*INFORMATION PROVIDED*
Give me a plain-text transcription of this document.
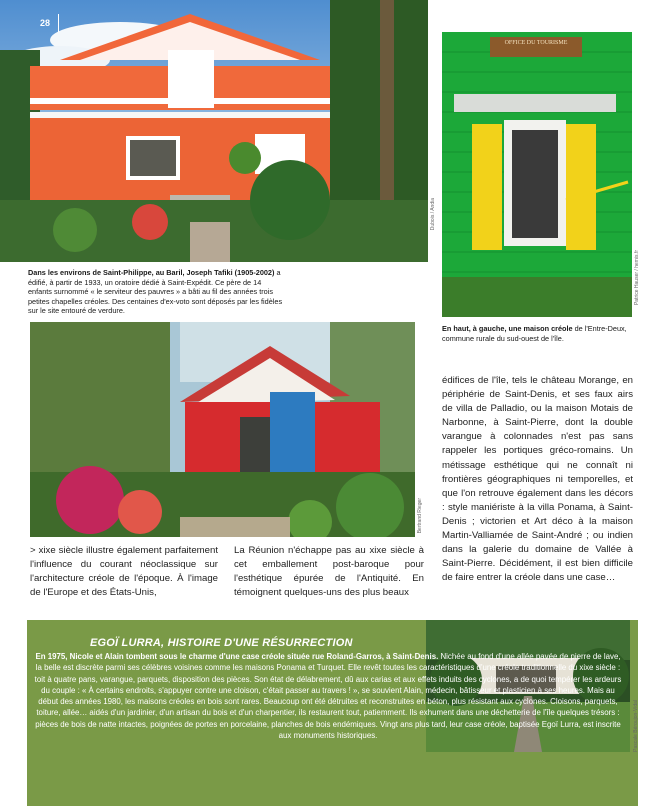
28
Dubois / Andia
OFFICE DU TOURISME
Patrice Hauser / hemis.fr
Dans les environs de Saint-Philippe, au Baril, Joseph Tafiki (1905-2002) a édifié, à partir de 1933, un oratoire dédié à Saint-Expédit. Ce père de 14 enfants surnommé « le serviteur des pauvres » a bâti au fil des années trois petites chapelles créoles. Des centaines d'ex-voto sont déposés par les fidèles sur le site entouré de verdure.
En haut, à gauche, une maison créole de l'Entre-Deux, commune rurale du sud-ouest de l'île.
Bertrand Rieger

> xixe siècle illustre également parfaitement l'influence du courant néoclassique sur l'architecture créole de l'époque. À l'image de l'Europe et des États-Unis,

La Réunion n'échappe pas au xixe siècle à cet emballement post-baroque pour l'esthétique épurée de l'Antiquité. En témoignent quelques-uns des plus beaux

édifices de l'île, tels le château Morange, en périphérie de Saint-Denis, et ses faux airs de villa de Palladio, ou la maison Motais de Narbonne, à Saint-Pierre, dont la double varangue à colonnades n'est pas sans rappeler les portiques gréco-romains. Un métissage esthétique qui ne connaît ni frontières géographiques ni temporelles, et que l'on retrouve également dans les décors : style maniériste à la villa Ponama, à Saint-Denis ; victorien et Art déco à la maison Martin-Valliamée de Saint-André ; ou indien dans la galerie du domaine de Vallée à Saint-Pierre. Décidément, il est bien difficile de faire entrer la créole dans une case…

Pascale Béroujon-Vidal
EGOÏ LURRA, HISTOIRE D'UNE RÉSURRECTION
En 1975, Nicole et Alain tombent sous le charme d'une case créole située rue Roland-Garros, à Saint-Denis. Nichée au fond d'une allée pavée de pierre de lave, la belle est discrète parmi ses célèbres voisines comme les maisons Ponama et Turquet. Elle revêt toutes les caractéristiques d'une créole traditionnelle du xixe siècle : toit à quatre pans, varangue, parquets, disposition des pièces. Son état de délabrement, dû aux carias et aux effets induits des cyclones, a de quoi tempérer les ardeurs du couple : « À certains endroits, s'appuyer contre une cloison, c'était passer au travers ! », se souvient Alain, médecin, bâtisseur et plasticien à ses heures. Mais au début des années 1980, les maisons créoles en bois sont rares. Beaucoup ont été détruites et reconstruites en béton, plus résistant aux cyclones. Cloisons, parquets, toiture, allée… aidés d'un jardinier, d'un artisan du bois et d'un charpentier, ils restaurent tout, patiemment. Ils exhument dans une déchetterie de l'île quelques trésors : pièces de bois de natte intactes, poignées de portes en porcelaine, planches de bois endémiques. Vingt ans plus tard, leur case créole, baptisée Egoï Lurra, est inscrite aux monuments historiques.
---
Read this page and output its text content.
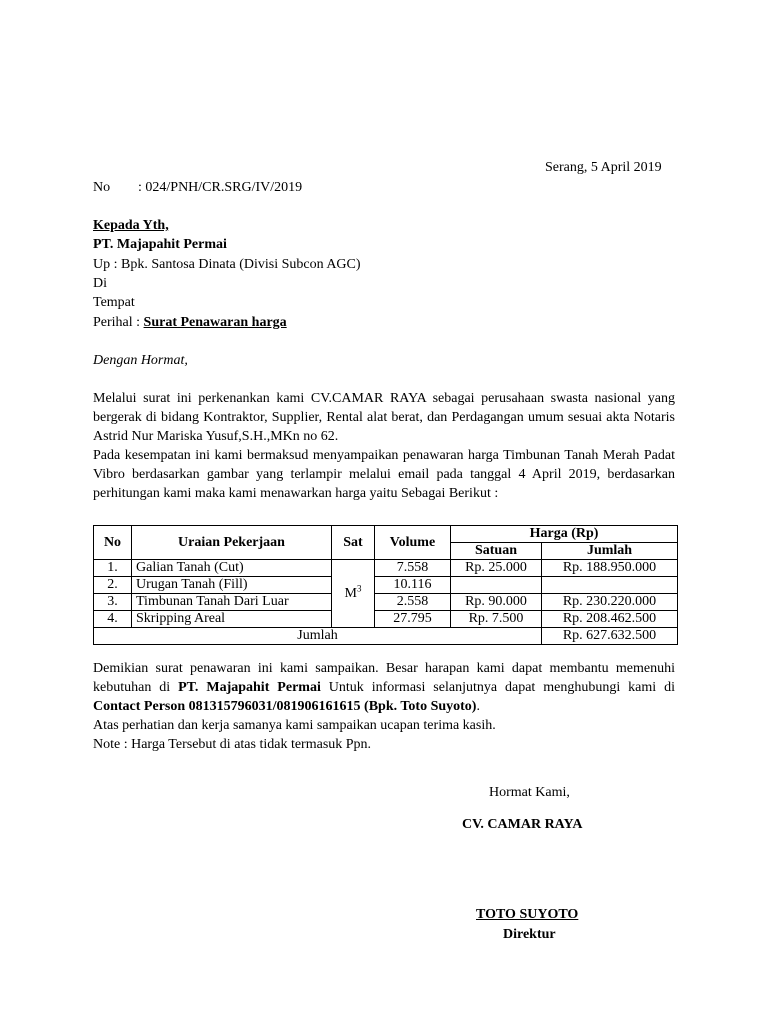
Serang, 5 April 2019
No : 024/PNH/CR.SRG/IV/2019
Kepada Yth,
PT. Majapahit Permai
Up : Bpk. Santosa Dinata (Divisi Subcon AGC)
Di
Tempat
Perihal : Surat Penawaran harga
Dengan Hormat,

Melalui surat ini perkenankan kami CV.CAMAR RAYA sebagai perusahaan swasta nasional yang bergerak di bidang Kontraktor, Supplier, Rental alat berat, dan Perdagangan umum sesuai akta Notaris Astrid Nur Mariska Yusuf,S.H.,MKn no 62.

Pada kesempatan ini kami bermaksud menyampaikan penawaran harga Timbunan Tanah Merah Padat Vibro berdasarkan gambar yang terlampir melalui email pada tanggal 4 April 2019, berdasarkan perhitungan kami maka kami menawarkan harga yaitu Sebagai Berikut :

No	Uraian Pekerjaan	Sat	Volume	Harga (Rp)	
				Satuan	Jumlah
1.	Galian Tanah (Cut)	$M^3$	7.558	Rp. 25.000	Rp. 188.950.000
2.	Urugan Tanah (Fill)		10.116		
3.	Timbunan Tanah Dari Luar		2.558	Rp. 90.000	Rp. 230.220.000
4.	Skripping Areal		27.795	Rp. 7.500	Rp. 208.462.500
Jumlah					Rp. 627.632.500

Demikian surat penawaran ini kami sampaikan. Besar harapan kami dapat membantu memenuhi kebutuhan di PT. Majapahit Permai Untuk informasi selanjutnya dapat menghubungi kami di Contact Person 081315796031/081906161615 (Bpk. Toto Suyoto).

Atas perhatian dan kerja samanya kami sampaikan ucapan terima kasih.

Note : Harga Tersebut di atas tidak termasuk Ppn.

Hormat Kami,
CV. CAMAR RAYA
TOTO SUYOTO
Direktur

*WHAT YOU HAVE TO DO*
Where a line in the entries holds the word "text", copy that line.

*RESULT BELOW*
Give me a plain-text transcription of this document.
Read this page and output its text content.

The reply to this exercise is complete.